• **Polecenia do zadań**:
[a] Wyjaśnij w jednym do trzech zdań, dlaczego tekst o ociepleniu dachu zaleca docinanie wełny z rolki poprzecznie do jej długości.
[b] Przedstaw w formie krótkiej listy akapit tekstu o ociepleniu dachu, który zaczyna się od słów „Warto jednak wziąć pod uwagę”. Zachowaj jego główne informacje.
[c] Przepisz bez zmian fragment tekstu o ociepleniu dachu, zaczynając od słów „Warto jednak wziąć” i kończąc na słowach „ona większą sprawności.”.

• **Treść dokumentu**:
§ §
Szczelinę powietrzną pod warstwą desek pozostawia się w grubości 3-6cm, zależnie od kąta nachylenia dachu, długości połaci dachowej, ustawienia względem stron świata, itp.
Przy różnych rozstawach pomiędzy krokwiami proponujemy docinanie wełny z rolki (np. TOPROCK) poprzecznie do jej długości. Wówczas mamy najmniej odpadów a łączenia poszczególnych odcinków zostaną przykryte drugą warstwą wełny. 
Jeżeli na nieużytkowym poddaszu zakładamy temperatura w granicach 80C – 160C to współczynnik przenikania ciepła tej części dachu nie powinien przekroczyć U < 0,5 W/m2K. Oznacza to grubość izolacji pomiędzy krokwiami minimum 10 cm. Temperaturę obliczeniową 80C przepisy nakazują przyjmować tam gdzie występuje „jednorazowy pobyt osób znajdujących się w ruchu i w okryciu zewnętrznym nie przekracza 1 godz.” Przepisy nie narzucają wymagań izolacyjności cieplnej na poddaszu nieużytkowym gdy temperatura może spaść poniżej 50C. 
Warto jednak wziąć pod uwagę następujące kwestie przy podejmowaniu decyzji z korzyści jakie daje ocieplone dach nad nieużytkowym strychem:
- dodatkowy opór cieplny warstwy powietrzna nad stropem pod nieużytkowym poddaszem – norma PN-EN ISO 6946 podaje jak obliczyć dodatkowy opór cieplny nieogrzewanej przestrzeni przyległej do budynku,
- mniejsze nagrzewanie się strychy w letnie upały i tym samym przenikanie ciepła do pomieszczeń mieszkalnych,
- zabezpieczenie przed spadkiem do ujemnych temperatur na strych np. gdy umieszczamy tam centrali rekuperacyjną ma ona większą sprawności.

----------


## TOMAS 73

A ja mam takie pytanko ,czy gęstosc danej welny ma duze znaczenie ? bo z tego co sie orientuje ma ona wplyw na "opadanie i kurczenie "się welny po latach,tzn slyszalem takie opinie ze welny po 8-10 latach poprostu opadaja nieznacznie ,i przez to poddasze jest "zimniejsze" ,czy to prawda ze pod tym wzgledem najlepiej wypada rockwool nie odksztalca się a isover niestety ma takie tendencje?
§ §
Pozycje układu oparte na obrazach
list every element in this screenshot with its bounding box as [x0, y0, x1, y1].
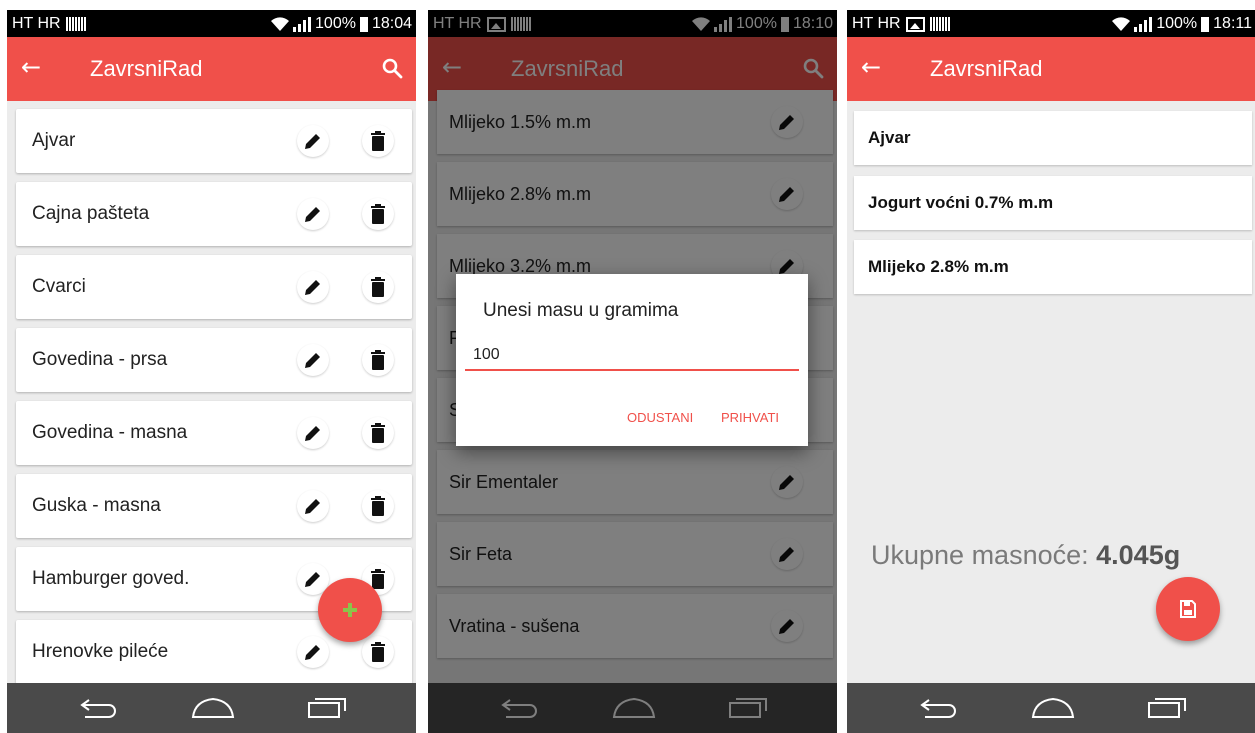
battery-icon [359, 16, 368, 32]
system-nav-bar [847, 683, 1255, 733]
list-item[interactable]: Ajvar [16, 109, 412, 173]
trash-icon[interactable] [362, 636, 394, 668]
food-name: Cajna pašteta [32, 203, 150, 224]
list-item[interactable]: Cvarci [16, 255, 412, 319]
app-title: ZavrsniRad [930, 56, 1043, 81]
food-name: Mlijeko 2.8% m.m [868, 257, 1009, 276]
clock: 18:11 [1213, 15, 1252, 32]
recents-nav-icon[interactable] [307, 697, 347, 719]
screen-mass-dialog: HT HR 100% 18:10 ← ZavrsniRad Mlijeko 1.… [428, 10, 837, 733]
mass-input-dialog: Unesi masu u gramima ODUSTANI PRIHVATI [456, 274, 808, 446]
total-fat-value: 4.045g [1096, 540, 1181, 570]
plus-icon [343, 603, 357, 617]
barcode-notification-icon [929, 17, 950, 31]
food-name: Hrenovke pileće [32, 641, 169, 662]
list-item[interactable]: Guska - masna [16, 474, 412, 538]
pencil-icon[interactable] [297, 125, 329, 157]
list-item[interactable]: Jogurt voćni 0.7% m.m [854, 176, 1252, 230]
food-name: Cvarci [32, 276, 86, 297]
pencil-icon[interactable] [297, 344, 329, 376]
wifi-icon [1112, 17, 1131, 31]
arrow-left-icon[interactable]: ← [21, 55, 41, 79]
food-name: Ajvar [32, 130, 76, 151]
pencil-icon[interactable] [297, 271, 329, 303]
battery-percent: 100% [1156, 15, 1198, 32]
pencil-icon[interactable] [297, 417, 329, 449]
battery-icon [1201, 16, 1210, 32]
search-icon[interactable] [380, 56, 404, 80]
screen-summary: HT HR 100% 18:11 ← ZavrsniRad Ajvar Jogu… [847, 10, 1255, 733]
arrow-left-icon[interactable]: ← [861, 55, 881, 79]
carrier-label: HT HR [852, 15, 901, 32]
back-nav-icon[interactable] [919, 697, 959, 719]
trash-icon[interactable] [362, 198, 394, 230]
barcode-notification-icon [65, 17, 86, 31]
total-fat-label: Ukupne masnoće: [871, 540, 1089, 570]
cancel-button[interactable]: ODUSTANI [627, 410, 693, 425]
list-item[interactable]: Govedina - prsa [16, 328, 412, 392]
food-name: Guska - masna [32, 495, 161, 516]
home-nav-icon[interactable] [191, 697, 235, 719]
recents-nav-icon[interactable] [1147, 697, 1187, 719]
carrier-label: HT HR [12, 15, 61, 32]
image-notification-icon [905, 16, 925, 32]
dialog-title: Unesi masu u gramima [483, 300, 679, 321]
save-icon [1180, 600, 1196, 618]
list-item[interactable]: Ajvar [854, 111, 1252, 165]
food-name: Hamburger goved. [32, 568, 190, 589]
status-bar: HT HR 100% 18:11 [847, 10, 1255, 37]
mass-input[interactable] [465, 341, 799, 371]
trash-icon[interactable] [362, 271, 394, 303]
trash-icon[interactable] [362, 344, 394, 376]
save-button[interactable] [1156, 577, 1220, 641]
trash-icon[interactable] [362, 490, 394, 522]
battery-percent: 100% [315, 15, 356, 32]
wifi-icon [271, 17, 290, 31]
app-bar: ← ZavrsniRad [847, 37, 1255, 101]
pencil-icon[interactable] [297, 198, 329, 230]
add-food-button[interactable] [318, 578, 382, 642]
list-item[interactable]: Mlijeko 2.8% m.m [854, 240, 1252, 294]
signal-icon [293, 16, 312, 32]
screen-food-list: HT HR 100% 18:04 ← ZavrsniRad Ajvar Cajn… [7, 10, 416, 733]
app-bar: ← ZavrsniRad [7, 37, 416, 101]
system-nav-bar [7, 683, 416, 733]
list-item[interactable]: Govedina - masna [16, 401, 412, 465]
accept-button[interactable]: PRIHVATI [721, 410, 779, 425]
food-name: Ajvar [868, 128, 911, 147]
signal-icon [1134, 16, 1153, 32]
status-bar: HT HR 100% 18:04 [7, 10, 416, 37]
food-name: Govedina - masna [32, 422, 188, 443]
pencil-icon[interactable] [297, 490, 329, 522]
trash-icon[interactable] [362, 417, 394, 449]
app-title: ZavrsniRad [90, 56, 203, 81]
clock: 18:04 [371, 15, 412, 32]
food-name: Govedina - prsa [32, 349, 168, 370]
food-name: Jogurt voćni 0.7% m.m [868, 193, 1054, 212]
list-item[interactable]: Cajna pašteta [16, 182, 412, 246]
back-nav-icon[interactable] [79, 697, 119, 719]
total-fat-summary: Ukupne masnoće: 4.045g [871, 540, 1180, 571]
trash-icon[interactable] [362, 125, 394, 157]
pencil-icon[interactable] [297, 636, 329, 668]
home-nav-icon[interactable] [1031, 697, 1075, 719]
§ §
• **Rozwiązane zadania**:
[a] Takie docinanie daje najmniej odpadów. Łączenia poszczególnych odcinków zostaną też przykryte drugą warstwą wełny.

[b]
Korzyści z ocieplenia dachu nad nieużytkowym strychem:
- dodatkowy opór cieplny warstwy powietrza nad stropem (sposób jego obliczenia podaje norma PN-EN ISO 6946),
- słabsze nagrzewanie się strychu w letnie upały, a przez to mniejsze przenikanie ciepła do pomieszczeń mieszkalnych,
- ochrona strychu przed spadkiem do ujemnych temperatur, dzięki czemu umieszczona tam centrala rekuperacyjna ma większą sprawność.

[c]
Warto jednak wziąć pod uwagę następujące kwestie przy podejmowaniu decyzji z korzyści jakie daje ocieplone dach nad nieużytkowym strychem:
- dodatkowy opór cieplny warstwy powietrzna nad stropem pod nieużytkowym poddaszem – norma PN-EN ISO 6946 podaje jak obliczyć dodatkowy opór cieplny nieogrzewanej przestrzeni przyległej do budynku,
- mniejsze nagrzewanie się strychy w letnie upały i tym samym przenikanie ciepła do pomieszczeń mieszkalnych,
- zabezpieczenie przed spadkiem do ujemnych temperatur na strych np. gdy umieszczamy tam centrali rekuperacyjną ma ona większą sprawności.